• _WHAT TO WORK ON_
Each line containing the word "caption" should be found and copied.

_ _ _

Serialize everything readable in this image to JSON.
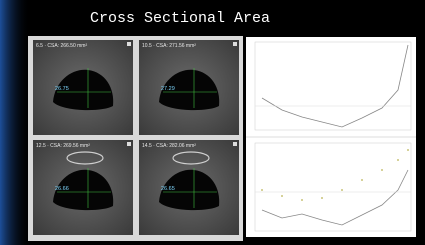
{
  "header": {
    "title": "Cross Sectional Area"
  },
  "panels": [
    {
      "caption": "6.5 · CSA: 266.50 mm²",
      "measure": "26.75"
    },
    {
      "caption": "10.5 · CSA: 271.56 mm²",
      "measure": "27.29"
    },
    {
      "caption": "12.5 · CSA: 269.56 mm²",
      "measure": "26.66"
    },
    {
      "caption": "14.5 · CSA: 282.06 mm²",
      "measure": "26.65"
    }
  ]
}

_ _ _

• _FINAL ANSWER_
      "caption": "6.5 · CSA: 266.50 mm²",
      "caption": "10.5 · CSA: 271.56 mm²",
      "caption": "12.5 · CSA: 269.56 mm²",
      "caption": "14.5 · CSA: 282.06 mm²",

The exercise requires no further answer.